* begin RECORDS FOR THE EXERCISE *

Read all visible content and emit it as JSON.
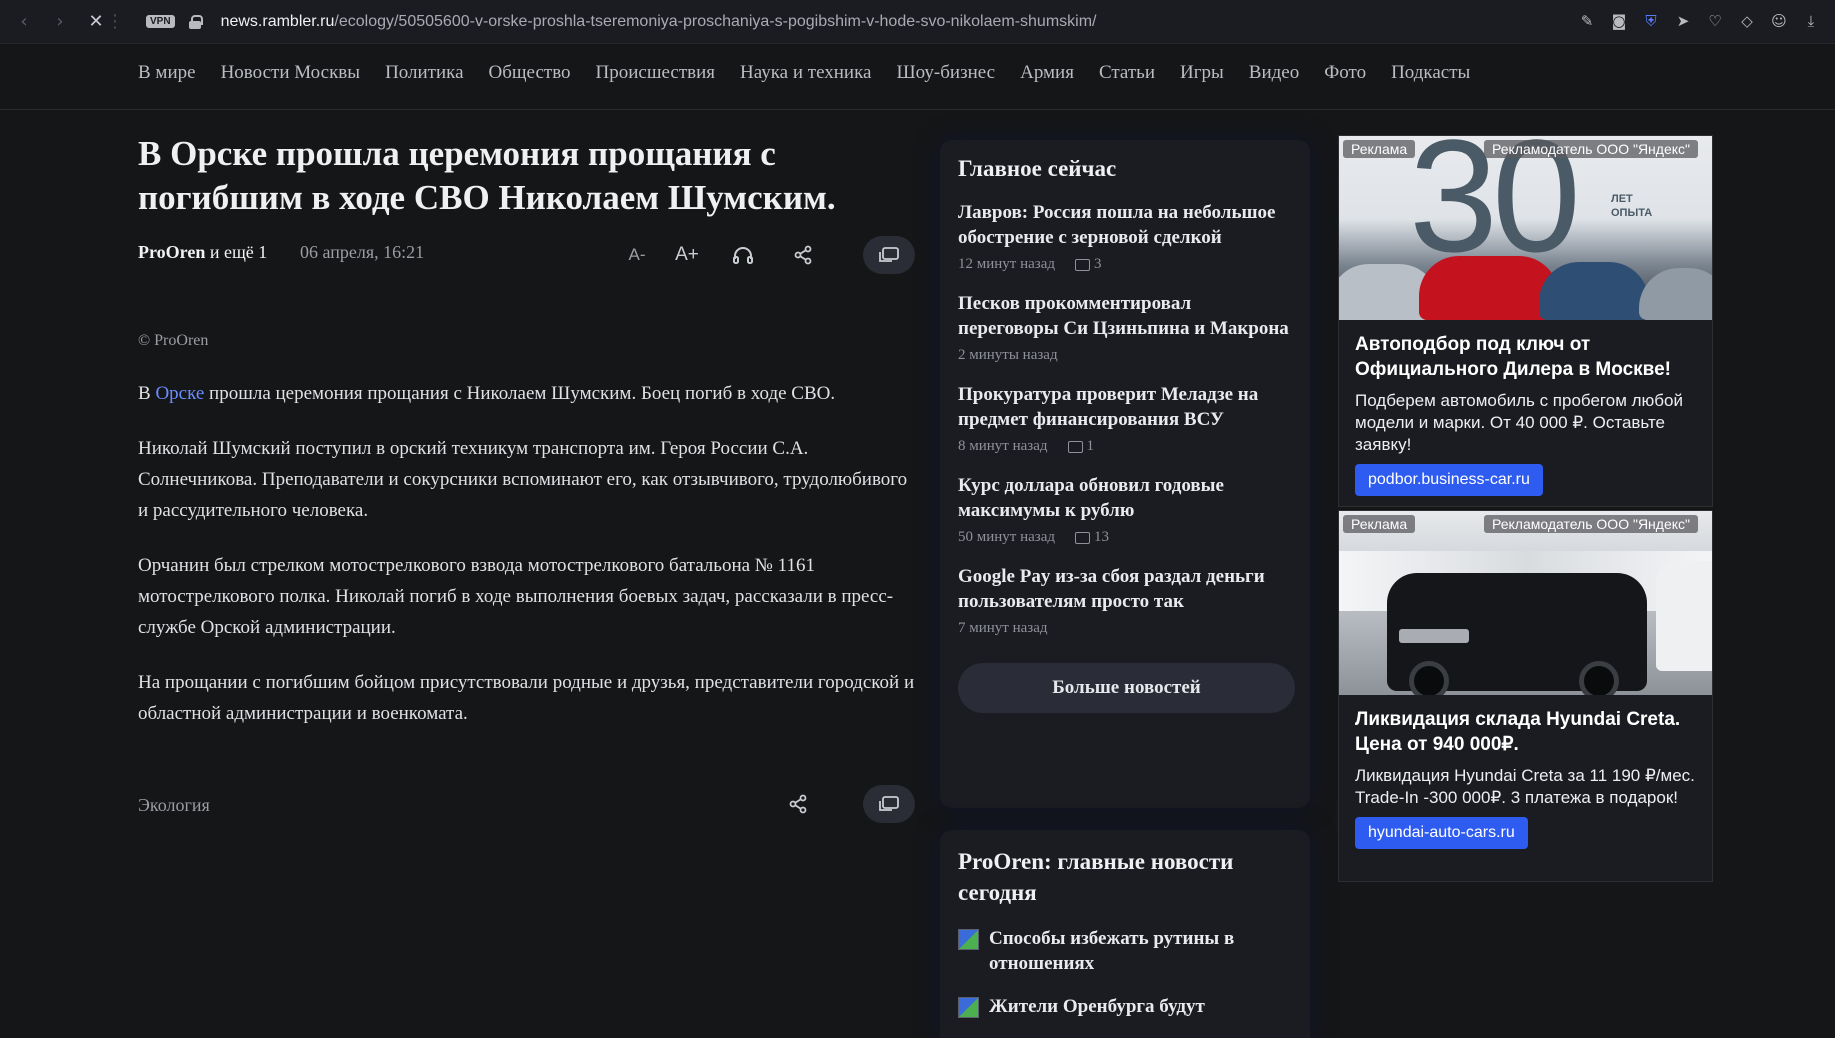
{
  "browser": {
    "vpn_label": "VPN",
    "url_domain": "news.rambler.ru",
    "url_path": "/ecology/50505600-v-orske-proshla-tseremoniya-proschaniya-s-pogibshim-v-hode-svo-nikolaem-shumskim/"
  },
  "nav": {
    "items": [
      "В мире",
      "Новости Москвы",
      "Политика",
      "Общество",
      "Происшествия",
      "Наука и техника",
      "Шоу-бизнес",
      "Армия",
      "Статьи",
      "Игры",
      "Видео",
      "Фото",
      "Подкасты"
    ]
  },
  "article": {
    "headline": "В Орске прошла церемония прощания с погибшим в ходе СВО Николаем Шумским.",
    "source": "ProOren",
    "source_more": "и ещё 1",
    "date": "06 апреля, 16:21",
    "font_minus": "A-",
    "font_plus": "A+",
    "copyright": "© ProOren",
    "p1_before": "В ",
    "p1_link": "Орске",
    "p1_after": " прошла церемония прощания с Николаем Шумским. Боец погиб в ходе СВО.",
    "p2": "Николай Шумский поступил в орский техникум транспорта им. Героя России С.А. Солнечникова. Преподаватели и сокурсники вспоминают его, как отзывчивого, трудолюбивого и рассудительного человека.",
    "p3": "Орчанин был стрелком мотострелкового взвода мотострелкового батальона № 1161 мотострелкового полка. Николай погиб в ходе выполнения боевых задач, рассказали в пресс-службе Орской администрации.",
    "p4": "На прощании с погибшим бойцом присутствовали родные и друзья, представители городской и областной администрации и военкомата.",
    "rubric": "Экология"
  },
  "main_now": {
    "title": "Главное сейчас",
    "items": [
      {
        "title": "Лавров: Россия пошла на небольшое обострение с зерновой сделкой",
        "time": "12 минут назад",
        "comments": "3"
      },
      {
        "title": "Песков прокомментировал переговоры Си Цзиньпина и Макрона",
        "time": "2 минуты назад",
        "comments": ""
      },
      {
        "title": "Прокуратура проверит Меладзе на предмет финансирования ВСУ",
        "time": "8 минут назад",
        "comments": "1"
      },
      {
        "title": "Курс доллара обновил годовые максимумы к рублю",
        "time": "50 минут назад",
        "comments": "13"
      },
      {
        "title": "Google Pay из-за сбоя раздал деньги пользователям просто так",
        "time": "7 минут назад",
        "comments": ""
      }
    ],
    "more_button": "Больше новостей"
  },
  "prooren": {
    "title": "ProOren: главные новости сегодня",
    "items": [
      "Способы избежать рутины в отношениях",
      "Жители Оренбурга будут"
    ]
  },
  "ads": [
    {
      "label": "Реклама",
      "advertiser": "Рекламодатель ООО \"Яндекс\"",
      "big_number": "30",
      "badge_line1": "ЛЕТ",
      "badge_line2": "ОПЫТА",
      "title": "Автоподбор под ключ от Официального Дилера в Москве!",
      "text": "Подберем автомобиль с пробегом любой модели и марки. От 40 000 ₽. Оставьте заявку!",
      "button": "podbor.business-car.ru"
    },
    {
      "label": "Реклама",
      "advertiser": "Рекламодатель ООО \"Яндекс\"",
      "title": "Ликвидация склада Hyundai Creta. Цена от 940 000₽.",
      "text": "Ликвидация Hyundai Creta за 11 190 ₽/мес. Trade-In -300 000₽. 3 платежа в подарок!",
      "button": "hyundai-auto-cars.ru"
    }
  ]
}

* end RECORDS FOR THE EXERCISE *

**TASK REQUIREMENTS**
Return the material exactly as given, apart from the pictures.

**FINISHED EXERCISE**
Read all visible content and emit it as JSON.
{
  "browser": {
    "vpn_label": "VPN",
    "url_domain": "news.rambler.ru",
    "url_path": "/ecology/50505600-v-orske-proshla-tseremoniya-proschaniya-s-pogibshim-v-hode-svo-nikolaem-shumskim/"
  },
  "nav": {
    "items": [
      "В мире",
      "Новости Москвы",
      "Политика",
      "Общество",
      "Происшествия",
      "Наука и техника",
      "Шоу-бизнес",
      "Армия",
      "Статьи",
      "Игры",
      "Видео",
      "Фото",
      "Подкасты"
    ]
  },
  "article": {
    "headline": "В Орске прошла церемония прощания с погибшим в ходе СВО Николаем Шумским.",
    "source": "ProOren",
    "source_more": "и ещё 1",
    "date": "06 апреля, 16:21",
    "font_minus": "A-",
    "font_plus": "A+",
    "copyright": "© ProOren",
    "p1_before": "В ",
    "p1_link": "Орске",
    "p1_after": " прошла церемония прощания с Николаем Шумским. Боец погиб в ходе СВО.",
    "p2": "Николай Шумский поступил в орский техникум транспорта им. Героя России С.А. Солнечникова. Преподаватели и сокурсники вспоминают его, как отзывчивого, трудолюбивого и рассудительного человека.",
    "p3": "Орчанин был стрелком мотострелкового взвода мотострелкового батальона № 1161 мотострелкового полка. Николай погиб в ходе выполнения боевых задач, рассказали в пресс-службе Орской администрации.",
    "p4": "На прощании с погибшим бойцом присутствовали родные и друзья, представители городской и областной администрации и военкомата.",
    "rubric": "Экология"
  },
  "main_now": {
    "title": "Главное сейчас",
    "items": [
      {
        "title": "Лавров: Россия пошла на небольшое обострение с зерновой сделкой",
        "time": "12 минут назад",
        "comments": "3"
      },
      {
        "title": "Песков прокомментировал переговоры Си Цзиньпина и Макрона",
        "time": "2 минуты назад",
        "comments": ""
      },
      {
        "title": "Прокуратура проверит Меладзе на предмет финансирования ВСУ",
        "time": "8 минут назад",
        "comments": "1"
      },
      {
        "title": "Курс доллара обновил годовые максимумы к рублю",
        "time": "50 минут назад",
        "comments": "13"
      },
      {
        "title": "Google Pay из-за сбоя раздал деньги пользователям просто так",
        "time": "7 минут назад",
        "comments": ""
      }
    ],
    "more_button": "Больше новостей"
  },
  "prooren": {
    "title": "ProOren: главные новости сегодня",
    "items": [
      "Способы избежать рутины в отношениях",
      "Жители Оренбурга будут"
    ]
  },
  "ads": [
    {
      "label": "Реклама",
      "advertiser": "Рекламодатель ООО \"Яндекс\"",
      "big_number": "30",
      "badge_line1": "ЛЕТ",
      "badge_line2": "ОПЫТА",
      "title": "Автоподбор под ключ от Официального Дилера в Москве!",
      "text": "Подберем автомобиль с пробегом любой модели и марки. От 40 000 ₽. Оставьте заявку!",
      "button": "podbor.business-car.ru"
    },
    {
      "label": "Реклама",
      "advertiser": "Рекламодатель ООО \"Яндекс\"",
      "title": "Ликвидация склада Hyundai Creta. Цена от 940 000₽.",
      "text": "Ликвидация Hyundai Creta за 11 190 ₽/мес. Trade-In -300 000₽. 3 платежа в подарок!",
      "button": "hyundai-auto-cars.ru"
    }
  ]
}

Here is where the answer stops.